Gather from the material every line that contains the string "incontri".

Records from a data source:

:::

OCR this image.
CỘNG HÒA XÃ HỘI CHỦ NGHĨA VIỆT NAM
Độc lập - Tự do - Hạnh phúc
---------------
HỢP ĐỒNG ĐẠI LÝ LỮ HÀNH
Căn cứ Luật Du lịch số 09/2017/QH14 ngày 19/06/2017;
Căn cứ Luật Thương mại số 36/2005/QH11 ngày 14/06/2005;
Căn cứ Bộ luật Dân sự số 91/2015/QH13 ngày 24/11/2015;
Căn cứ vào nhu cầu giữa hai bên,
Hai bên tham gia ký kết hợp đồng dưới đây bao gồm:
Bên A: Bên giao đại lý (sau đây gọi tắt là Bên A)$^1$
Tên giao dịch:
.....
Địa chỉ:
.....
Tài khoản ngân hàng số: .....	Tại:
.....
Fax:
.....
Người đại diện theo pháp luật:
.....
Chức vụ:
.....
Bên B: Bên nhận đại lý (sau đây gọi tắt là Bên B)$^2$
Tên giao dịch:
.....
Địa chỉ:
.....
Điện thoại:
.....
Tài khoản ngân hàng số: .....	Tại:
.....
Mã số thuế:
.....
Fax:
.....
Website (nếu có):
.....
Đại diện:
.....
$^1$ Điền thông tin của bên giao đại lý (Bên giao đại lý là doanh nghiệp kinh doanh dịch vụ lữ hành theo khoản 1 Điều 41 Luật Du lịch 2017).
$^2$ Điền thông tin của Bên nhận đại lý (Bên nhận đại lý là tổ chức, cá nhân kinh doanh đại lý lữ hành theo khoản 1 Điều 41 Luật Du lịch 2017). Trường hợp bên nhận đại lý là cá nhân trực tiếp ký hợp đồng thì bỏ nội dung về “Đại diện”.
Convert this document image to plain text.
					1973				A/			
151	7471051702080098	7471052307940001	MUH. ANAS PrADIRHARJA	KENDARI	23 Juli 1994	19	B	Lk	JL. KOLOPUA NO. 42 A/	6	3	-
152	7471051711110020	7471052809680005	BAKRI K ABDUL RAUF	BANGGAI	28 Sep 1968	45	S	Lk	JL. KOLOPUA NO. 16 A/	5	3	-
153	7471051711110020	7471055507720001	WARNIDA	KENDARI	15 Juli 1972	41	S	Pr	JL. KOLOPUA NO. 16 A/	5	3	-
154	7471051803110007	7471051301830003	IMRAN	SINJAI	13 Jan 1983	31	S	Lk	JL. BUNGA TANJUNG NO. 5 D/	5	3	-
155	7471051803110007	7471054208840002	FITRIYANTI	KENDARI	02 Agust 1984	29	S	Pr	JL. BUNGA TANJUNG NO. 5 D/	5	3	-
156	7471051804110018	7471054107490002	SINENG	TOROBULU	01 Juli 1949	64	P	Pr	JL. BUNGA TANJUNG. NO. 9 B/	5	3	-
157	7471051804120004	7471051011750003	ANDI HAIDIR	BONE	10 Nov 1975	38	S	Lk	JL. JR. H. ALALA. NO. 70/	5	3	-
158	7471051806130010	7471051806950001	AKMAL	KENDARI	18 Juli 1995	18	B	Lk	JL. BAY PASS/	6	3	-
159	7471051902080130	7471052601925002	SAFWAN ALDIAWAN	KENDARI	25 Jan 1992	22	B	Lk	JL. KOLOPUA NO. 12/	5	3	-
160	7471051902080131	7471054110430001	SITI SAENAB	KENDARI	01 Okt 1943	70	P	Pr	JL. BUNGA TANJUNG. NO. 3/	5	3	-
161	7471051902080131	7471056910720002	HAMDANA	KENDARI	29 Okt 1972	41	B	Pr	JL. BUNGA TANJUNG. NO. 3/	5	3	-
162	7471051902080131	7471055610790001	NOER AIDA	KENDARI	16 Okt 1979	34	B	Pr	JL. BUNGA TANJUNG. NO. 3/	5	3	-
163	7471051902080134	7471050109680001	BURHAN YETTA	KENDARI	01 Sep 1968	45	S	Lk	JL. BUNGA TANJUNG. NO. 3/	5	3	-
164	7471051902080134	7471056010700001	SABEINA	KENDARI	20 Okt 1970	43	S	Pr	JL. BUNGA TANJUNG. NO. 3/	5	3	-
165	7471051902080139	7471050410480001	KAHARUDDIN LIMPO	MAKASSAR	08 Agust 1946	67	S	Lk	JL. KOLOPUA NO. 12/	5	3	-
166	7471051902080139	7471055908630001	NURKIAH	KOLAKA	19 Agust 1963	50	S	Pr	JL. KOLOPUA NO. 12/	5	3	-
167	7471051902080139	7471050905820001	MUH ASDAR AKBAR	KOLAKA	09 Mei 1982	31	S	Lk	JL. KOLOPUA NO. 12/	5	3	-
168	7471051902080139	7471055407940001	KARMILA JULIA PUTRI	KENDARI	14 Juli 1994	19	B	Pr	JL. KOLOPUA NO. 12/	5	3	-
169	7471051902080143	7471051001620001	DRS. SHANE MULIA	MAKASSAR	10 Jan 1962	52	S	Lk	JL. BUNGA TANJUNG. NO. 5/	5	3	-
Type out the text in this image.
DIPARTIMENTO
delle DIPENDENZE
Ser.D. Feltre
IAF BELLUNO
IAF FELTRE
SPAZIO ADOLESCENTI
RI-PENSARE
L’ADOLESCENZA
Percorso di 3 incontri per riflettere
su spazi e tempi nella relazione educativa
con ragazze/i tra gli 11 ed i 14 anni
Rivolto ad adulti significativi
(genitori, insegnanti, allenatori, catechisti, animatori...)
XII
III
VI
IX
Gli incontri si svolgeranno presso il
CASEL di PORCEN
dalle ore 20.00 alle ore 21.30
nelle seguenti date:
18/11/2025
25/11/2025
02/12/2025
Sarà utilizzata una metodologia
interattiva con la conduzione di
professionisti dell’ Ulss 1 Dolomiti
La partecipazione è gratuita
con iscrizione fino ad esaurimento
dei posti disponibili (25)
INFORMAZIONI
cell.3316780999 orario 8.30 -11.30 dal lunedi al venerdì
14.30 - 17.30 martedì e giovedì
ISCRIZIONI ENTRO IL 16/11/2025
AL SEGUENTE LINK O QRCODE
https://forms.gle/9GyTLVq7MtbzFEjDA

:::

Correct result ->
Percorso di 3 incontri per riflettere
Gli incontri si svolgeranno presso il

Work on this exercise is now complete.